**RECORDS FOR PROCESSING**
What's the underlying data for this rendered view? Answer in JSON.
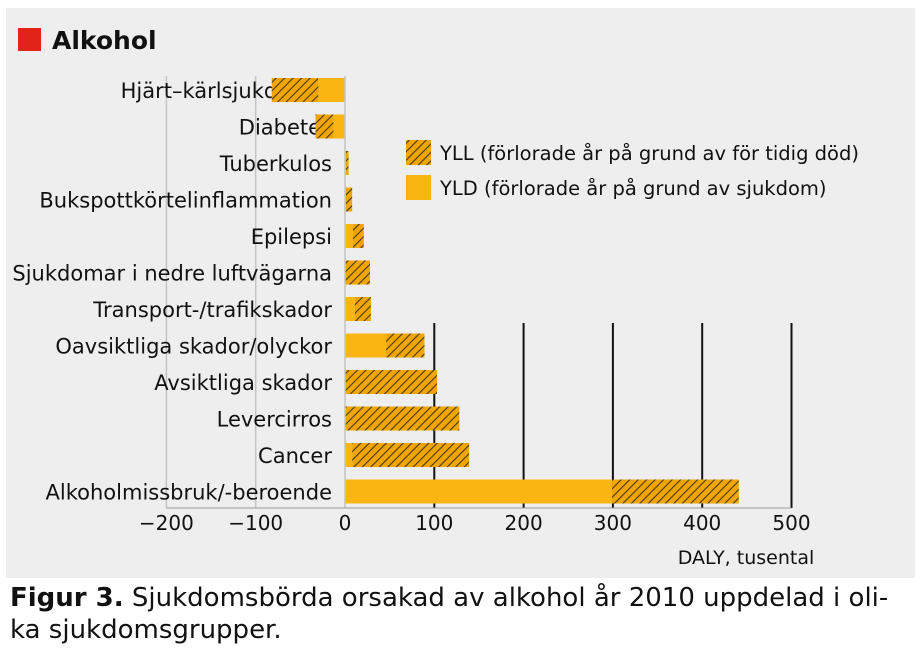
{
  "chart_data": {
    "type": "bar",
    "orientation": "horizontal",
    "stacked": true,
    "title": "Alkohol",
    "xlabel": "DALY, tusental",
    "ylabel": "",
    "xlim": [
      -200,
      500
    ],
    "xticks": [
      -200,
      -100,
      0,
      100,
      200,
      300,
      400,
      500
    ],
    "xtick_labels": [
      "−200",
      "−100",
      "0",
      "100",
      "200",
      "300",
      "400",
      "500"
    ],
    "grid": "vertical lines at 100-500",
    "legend_position": "right",
    "categories": [
      "Hjärt–kärlsjukdomar",
      "Diabetes",
      "Tuberkulos",
      "Bukspottkörtelinflammation",
      "Epilepsi",
      "Sjukdomar i nedre luftvägarna",
      "Transport-/trafikskador",
      "Oavsiktliga skador/olyckor",
      "Avsiktliga skador",
      "Levercirros",
      "Cancer",
      "Alkoholmissbruk/-beroende"
    ],
    "series": [
      {
        "name": "YLD (förlorade år på grund av sjukdom)",
        "key": "yld",
        "values": [
          -30,
          -13,
          1,
          1,
          9,
          0,
          11,
          46,
          0,
          0,
          8,
          299
        ]
      },
      {
        "name": "YLL (förlorade år på grund av för tidig död)",
        "key": "yll",
        "values": [
          -52,
          -20,
          3,
          7,
          12,
          28,
          18,
          43,
          103,
          128,
          131,
          142
        ]
      }
    ],
    "colors": {
      "yld": "#fbb512",
      "yll": "#f0a500",
      "hatch": "#4a3a10",
      "panel": "#eeeeee",
      "title_square": "#e2231a"
    }
  },
  "caption": {
    "prefix": "Figur 3.",
    "text": " Sjukdomsbörda orsakad av alkohol år 2010 uppdelad i oli-ka sjukdomsgrupper."
  }
}
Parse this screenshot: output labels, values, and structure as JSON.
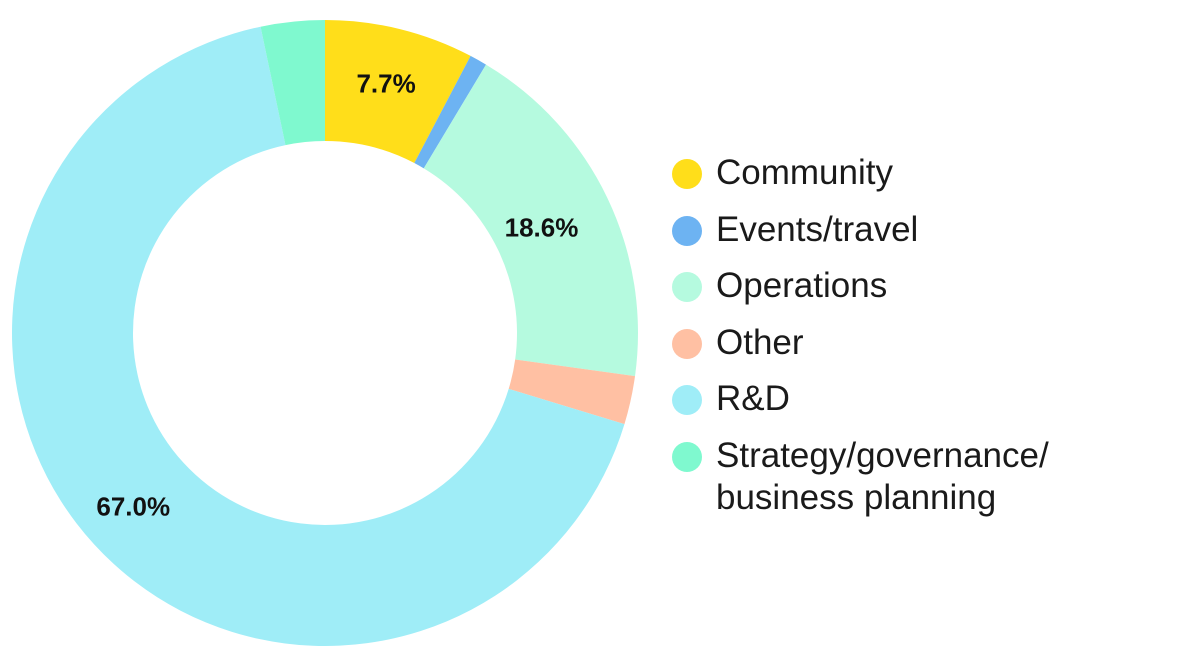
{
  "chart_data": {
    "type": "pie",
    "variant": "donut",
    "categories": [
      "Community",
      "Events/travel",
      "Operations",
      "Other",
      "R&D",
      "Strategy/governance/\nbusiness planning"
    ],
    "values": [
      7.7,
      0.9,
      18.6,
      2.5,
      67.0,
      3.3
    ],
    "colors": [
      "#FFDE1A",
      "#6DB3F2",
      "#B5FADF",
      "#FFC0A3",
      "#9FEDF7",
      "#7FF9CF"
    ],
    "data_labels": [
      "7.7%",
      "",
      "18.6%",
      "",
      "67.0%",
      ""
    ],
    "start_angle_deg": 0,
    "direction": "clockwise",
    "legend_position": "right"
  }
}
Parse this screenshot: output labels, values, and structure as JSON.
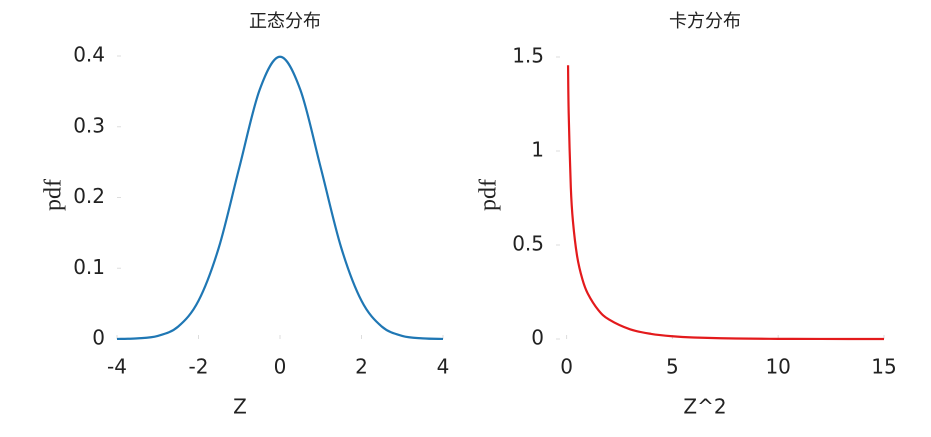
{
  "chart_data": [
    {
      "type": "line",
      "title": "正态分布",
      "xlabel": "Z",
      "ylabel": "pdf",
      "x": [
        -4,
        -3.5,
        -3,
        -2.5,
        -2,
        -1.5,
        -1,
        -0.5,
        0,
        0.5,
        1,
        1.5,
        2,
        2.5,
        3,
        3.5,
        4
      ],
      "series": [
        {
          "color": "#1f77b4",
          "values": [
            0.0001,
            0.0009,
            0.0044,
            0.0175,
            0.054,
            0.1295,
            0.242,
            0.3521,
            0.3989,
            0.3521,
            0.242,
            0.1295,
            0.054,
            0.0175,
            0.0044,
            0.0009,
            0.0001
          ]
        }
      ],
      "xlim": [
        -4,
        4
      ],
      "xticks": [
        -4,
        -2,
        0,
        2,
        4
      ],
      "ylim": [
        0,
        0.4
      ],
      "yticks": [
        0,
        0.1,
        0.2,
        0.3,
        0.4
      ]
    },
    {
      "type": "line",
      "title": "卡方分布",
      "xlabel": "Z^2",
      "ylabel": "pdf",
      "x": [
        0.07,
        0.1,
        0.2,
        0.3,
        0.5,
        0.75,
        1,
        1.5,
        2,
        3,
        4,
        5,
        6,
        8,
        10,
        12,
        15
      ],
      "series": [
        {
          "color": "#e31a1c",
          "values": [
            1.456,
            1.2,
            0.8072,
            0.6269,
            0.4394,
            0.3166,
            0.242,
            0.1539,
            0.1038,
            0.0514,
            0.027,
            0.0146,
            0.0081,
            0.0026,
            0.00085,
            0.00029,
            6e-05
          ]
        }
      ],
      "xlim": [
        -0.5,
        15
      ],
      "xticks": [
        0,
        5,
        10,
        15
      ],
      "ylim": [
        0,
        1.5
      ],
      "yticks": [
        0,
        0.5,
        1,
        1.5
      ]
    }
  ]
}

**GIVEN PROBLEM**
Nothing but the pictures may be dropped; output the records above exactly.

**THE SOLUTION**
What's the underlying data for this rendered view? Answer in JSON.
{
  "chart_data": {
    "type": "bar",
    "orientation": "horizontal",
    "stacked": true,
    "title": "Alkohol",
    "xlabel": "DALY, tusental",
    "ylabel": "",
    "xlim": [
      -200,
      500
    ],
    "xticks": [
      -200,
      -100,
      0,
      100,
      200,
      300,
      400,
      500
    ],
    "xtick_labels": [
      "−200",
      "−100",
      "0",
      "100",
      "200",
      "300",
      "400",
      "500"
    ],
    "grid": "vertical lines at 100-500",
    "legend_position": "right",
    "categories": [
      "Hjärt–kärlsjukdomar",
      "Diabetes",
      "Tuberkulos",
      "Bukspottkörtelinflammation",
      "Epilepsi",
      "Sjukdomar i nedre luftvägarna",
      "Transport-/trafikskador",
      "Oavsiktliga skador/olyckor",
      "Avsiktliga skador",
      "Levercirros",
      "Cancer",
      "Alkoholmissbruk/-beroende"
    ],
    "series": [
      {
        "name": "YLD (förlorade år på grund av sjukdom)",
        "key": "yld",
        "values": [
          -30,
          -13,
          1,
          1,
          9,
          0,
          11,
          46,
          0,
          0,
          8,
          299
        ]
      },
      {
        "name": "YLL (förlorade år på grund av för tidig död)",
        "key": "yll",
        "values": [
          -52,
          -20,
          3,
          7,
          12,
          28,
          18,
          43,
          103,
          128,
          131,
          142
        ]
      }
    ],
    "colors": {
      "yld": "#fbb512",
      "yll": "#f0a500",
      "hatch": "#4a3a10",
      "panel": "#eeeeee",
      "title_square": "#e2231a"
    }
  },
  "caption": {
    "prefix": "Figur 3.",
    "text": " Sjukdomsbörda orsakad av alkohol år 2010 uppdelad i oli-ka sjukdomsgrupper."
  }
}
Parse this screenshot: output labels, values, and structure as JSON.
{
  "chart_data": {
    "type": "pie",
    "variant": "donut",
    "categories": [
      "Community",
      "Events/travel",
      "Operations",
      "Other",
      "R&D",
      "Strategy/governance/\nbusiness planning"
    ],
    "values": [
      7.7,
      0.9,
      18.6,
      2.5,
      67.0,
      3.3
    ],
    "colors": [
      "#FFDE1A",
      "#6DB3F2",
      "#B5FADF",
      "#FFC0A3",
      "#9FEDF7",
      "#7FF9CF"
    ],
    "data_labels": [
      "7.7%",
      "",
      "18.6%",
      "",
      "67.0%",
      ""
    ],
    "start_angle_deg": 0,
    "direction": "clockwise",
    "legend_position": "right"
  }
}
Parse this screenshot: output labels, values, and structure as JSON.
{
  "chart_data": [
    {
      "type": "line",
      "title": "正态分布",
      "xlabel": "Z",
      "ylabel": "pdf",
      "x": [
        -4,
        -3.5,
        -3,
        -2.5,
        -2,
        -1.5,
        -1,
        -0.5,
        0,
        0.5,
        1,
        1.5,
        2,
        2.5,
        3,
        3.5,
        4
      ],
      "series": [
        {
          "color": "#1f77b4",
          "values": [
            0.0001,
            0.0009,
            0.0044,
            0.0175,
            0.054,
            0.1295,
            0.242,
            0.3521,
            0.3989,
            0.3521,
            0.242,
            0.1295,
            0.054,
            0.0175,
            0.0044,
            0.0009,
            0.0001
          ]
        }
      ],
      "xlim": [
        -4,
        4
      ],
      "xticks": [
        -4,
        -2,
        0,
        2,
        4
      ],
      "ylim": [
        0,
        0.4
      ],
      "yticks": [
        0,
        0.1,
        0.2,
        0.3,
        0.4
      ]
    },
    {
      "type": "line",
      "title": "卡方分布",
      "xlabel": "Z^2",
      "ylabel": "pdf",
      "x": [
        0.07,
        0.1,
        0.2,
        0.3,
        0.5,
        0.75,
        1,
        1.5,
        2,
        3,
        4,
        5,
        6,
        8,
        10,
        12,
        15
      ],
      "series": [
        {
          "color": "#e31a1c",
          "values": [
            1.456,
            1.2,
            0.8072,
            0.6269,
            0.4394,
            0.3166,
            0.242,
            0.1539,
            0.1038,
            0.0514,
            0.027,
            0.0146,
            0.0081,
            0.0026,
            0.00085,
            0.00029,
            6e-05
          ]
        }
      ],
      "xlim": [
        -0.5,
        15
      ],
      "xticks": [
        0,
        5,
        10,
        15
      ],
      "ylim": [
        0,
        1.5
      ],
      "yticks": [
        0,
        0.5,
        1,
        1.5
      ]
    }
  ]
}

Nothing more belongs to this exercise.